*DATA SUPPLIED:*
____

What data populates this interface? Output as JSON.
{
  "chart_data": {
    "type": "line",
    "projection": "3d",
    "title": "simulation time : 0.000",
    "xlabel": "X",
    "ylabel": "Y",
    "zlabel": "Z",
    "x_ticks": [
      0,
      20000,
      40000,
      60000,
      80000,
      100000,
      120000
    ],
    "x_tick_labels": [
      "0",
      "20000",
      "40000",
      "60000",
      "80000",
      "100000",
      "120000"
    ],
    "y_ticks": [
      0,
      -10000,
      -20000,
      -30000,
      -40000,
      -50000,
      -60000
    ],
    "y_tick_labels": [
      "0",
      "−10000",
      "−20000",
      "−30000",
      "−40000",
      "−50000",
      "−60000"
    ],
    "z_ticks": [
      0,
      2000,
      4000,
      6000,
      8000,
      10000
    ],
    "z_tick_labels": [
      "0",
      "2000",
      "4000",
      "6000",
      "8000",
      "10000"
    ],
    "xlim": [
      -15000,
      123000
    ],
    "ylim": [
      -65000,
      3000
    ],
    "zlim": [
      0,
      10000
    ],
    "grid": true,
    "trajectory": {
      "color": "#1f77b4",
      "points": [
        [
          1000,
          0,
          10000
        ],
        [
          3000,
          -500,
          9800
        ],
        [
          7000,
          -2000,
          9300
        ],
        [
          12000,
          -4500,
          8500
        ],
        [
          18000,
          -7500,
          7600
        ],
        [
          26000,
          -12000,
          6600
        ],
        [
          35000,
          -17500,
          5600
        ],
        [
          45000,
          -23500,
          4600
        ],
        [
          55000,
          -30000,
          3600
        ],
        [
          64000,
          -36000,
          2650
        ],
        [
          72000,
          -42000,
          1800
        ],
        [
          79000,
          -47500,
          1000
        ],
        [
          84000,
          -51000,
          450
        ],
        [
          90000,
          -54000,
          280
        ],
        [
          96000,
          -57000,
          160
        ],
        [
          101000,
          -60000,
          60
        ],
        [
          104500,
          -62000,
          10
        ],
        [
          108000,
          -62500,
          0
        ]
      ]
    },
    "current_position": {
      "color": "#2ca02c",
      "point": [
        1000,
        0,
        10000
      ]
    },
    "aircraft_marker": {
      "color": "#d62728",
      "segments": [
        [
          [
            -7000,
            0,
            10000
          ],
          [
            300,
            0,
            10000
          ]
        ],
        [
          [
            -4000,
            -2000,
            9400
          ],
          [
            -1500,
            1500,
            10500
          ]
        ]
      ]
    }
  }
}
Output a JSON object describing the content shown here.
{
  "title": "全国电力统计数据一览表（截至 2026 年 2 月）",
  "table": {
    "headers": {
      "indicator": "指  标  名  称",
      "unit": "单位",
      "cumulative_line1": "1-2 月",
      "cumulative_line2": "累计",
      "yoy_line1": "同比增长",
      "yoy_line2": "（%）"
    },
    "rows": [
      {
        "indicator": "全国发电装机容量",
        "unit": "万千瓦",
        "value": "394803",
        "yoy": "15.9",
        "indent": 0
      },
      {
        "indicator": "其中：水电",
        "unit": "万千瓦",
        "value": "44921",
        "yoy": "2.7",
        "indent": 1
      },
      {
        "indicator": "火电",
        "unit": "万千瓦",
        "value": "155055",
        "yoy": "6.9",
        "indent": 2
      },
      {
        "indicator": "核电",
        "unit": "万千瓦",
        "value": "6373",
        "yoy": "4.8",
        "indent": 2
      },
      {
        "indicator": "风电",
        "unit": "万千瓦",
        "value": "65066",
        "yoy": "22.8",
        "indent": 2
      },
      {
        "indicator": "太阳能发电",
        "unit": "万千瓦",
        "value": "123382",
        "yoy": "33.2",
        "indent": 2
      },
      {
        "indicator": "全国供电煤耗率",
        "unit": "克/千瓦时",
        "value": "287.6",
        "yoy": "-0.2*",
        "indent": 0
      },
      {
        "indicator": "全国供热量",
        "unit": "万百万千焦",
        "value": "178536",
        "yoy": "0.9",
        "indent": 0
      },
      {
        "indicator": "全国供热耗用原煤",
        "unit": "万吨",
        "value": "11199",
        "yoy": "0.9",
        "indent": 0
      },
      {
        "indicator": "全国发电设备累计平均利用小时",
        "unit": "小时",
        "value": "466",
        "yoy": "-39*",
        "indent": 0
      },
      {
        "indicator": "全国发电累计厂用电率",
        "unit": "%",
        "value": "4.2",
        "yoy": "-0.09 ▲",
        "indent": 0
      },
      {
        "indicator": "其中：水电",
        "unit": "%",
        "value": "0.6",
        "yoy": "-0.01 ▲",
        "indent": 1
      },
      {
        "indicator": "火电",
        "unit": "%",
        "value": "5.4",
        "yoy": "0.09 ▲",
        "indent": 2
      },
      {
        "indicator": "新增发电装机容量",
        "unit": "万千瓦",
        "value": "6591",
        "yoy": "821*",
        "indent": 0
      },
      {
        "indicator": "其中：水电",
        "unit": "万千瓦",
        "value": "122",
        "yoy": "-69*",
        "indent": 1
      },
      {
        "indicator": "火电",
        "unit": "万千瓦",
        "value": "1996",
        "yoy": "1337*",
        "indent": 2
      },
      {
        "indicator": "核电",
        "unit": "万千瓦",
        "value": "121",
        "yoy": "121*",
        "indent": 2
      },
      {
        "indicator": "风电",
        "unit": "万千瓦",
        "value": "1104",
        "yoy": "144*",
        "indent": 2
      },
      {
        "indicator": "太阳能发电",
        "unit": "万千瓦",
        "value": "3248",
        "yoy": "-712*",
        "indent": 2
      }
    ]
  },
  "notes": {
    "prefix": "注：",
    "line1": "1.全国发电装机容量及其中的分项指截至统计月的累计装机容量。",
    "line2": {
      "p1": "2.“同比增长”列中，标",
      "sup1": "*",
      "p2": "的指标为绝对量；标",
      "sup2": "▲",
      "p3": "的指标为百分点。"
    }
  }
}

____

*REQUEST:*
From the entries above, list each line with "color" in it.

*OUTPUT FOR THIS EXERCISE:*
      "color": "#1f77b4",
      "color": "#2ca02c",
      "color": "#d62728",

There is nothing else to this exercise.